Narrow the data below down to the lines containing "corrispondenza".

Stored records:
#####
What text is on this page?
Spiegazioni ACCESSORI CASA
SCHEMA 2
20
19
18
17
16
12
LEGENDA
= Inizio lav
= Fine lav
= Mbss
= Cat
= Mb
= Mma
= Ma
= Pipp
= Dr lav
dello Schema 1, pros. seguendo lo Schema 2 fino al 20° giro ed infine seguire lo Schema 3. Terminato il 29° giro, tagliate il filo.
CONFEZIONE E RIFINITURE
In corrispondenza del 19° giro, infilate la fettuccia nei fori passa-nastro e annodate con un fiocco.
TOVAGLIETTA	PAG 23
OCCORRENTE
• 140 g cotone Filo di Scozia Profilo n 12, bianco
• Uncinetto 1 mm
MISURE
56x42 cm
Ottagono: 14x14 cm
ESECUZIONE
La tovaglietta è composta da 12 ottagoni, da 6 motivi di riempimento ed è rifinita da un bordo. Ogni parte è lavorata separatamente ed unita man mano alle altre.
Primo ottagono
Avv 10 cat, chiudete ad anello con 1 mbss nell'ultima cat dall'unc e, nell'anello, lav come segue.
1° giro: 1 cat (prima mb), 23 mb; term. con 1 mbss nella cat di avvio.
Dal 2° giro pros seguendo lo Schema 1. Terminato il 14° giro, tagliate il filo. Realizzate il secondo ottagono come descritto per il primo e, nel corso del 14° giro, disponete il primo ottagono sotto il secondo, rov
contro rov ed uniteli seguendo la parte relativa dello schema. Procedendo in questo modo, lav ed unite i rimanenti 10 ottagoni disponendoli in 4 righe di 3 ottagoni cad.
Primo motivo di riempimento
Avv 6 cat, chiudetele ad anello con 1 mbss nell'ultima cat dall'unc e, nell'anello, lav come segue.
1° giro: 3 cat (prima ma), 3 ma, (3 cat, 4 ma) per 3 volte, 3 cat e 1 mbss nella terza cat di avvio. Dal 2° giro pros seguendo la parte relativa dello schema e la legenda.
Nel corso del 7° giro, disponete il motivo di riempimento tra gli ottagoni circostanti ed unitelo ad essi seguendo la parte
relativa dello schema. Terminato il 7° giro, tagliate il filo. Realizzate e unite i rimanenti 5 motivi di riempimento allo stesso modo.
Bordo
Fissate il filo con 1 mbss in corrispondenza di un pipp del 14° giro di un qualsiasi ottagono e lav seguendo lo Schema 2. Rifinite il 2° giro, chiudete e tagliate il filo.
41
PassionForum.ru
#####
_EXERCISE RESULT_:
In corrispondenza del 19° giro, infilate la fettuccia nei fori passa-nastro e annodate con un fiocco.
Fissate il filo con 1 mbss in corrispondenza di un pipp del 14° giro di un qualsiasi ottagono e lav seguendo lo Schema 2. Rifinite il 2° giro, chiudete e tagliate il filo.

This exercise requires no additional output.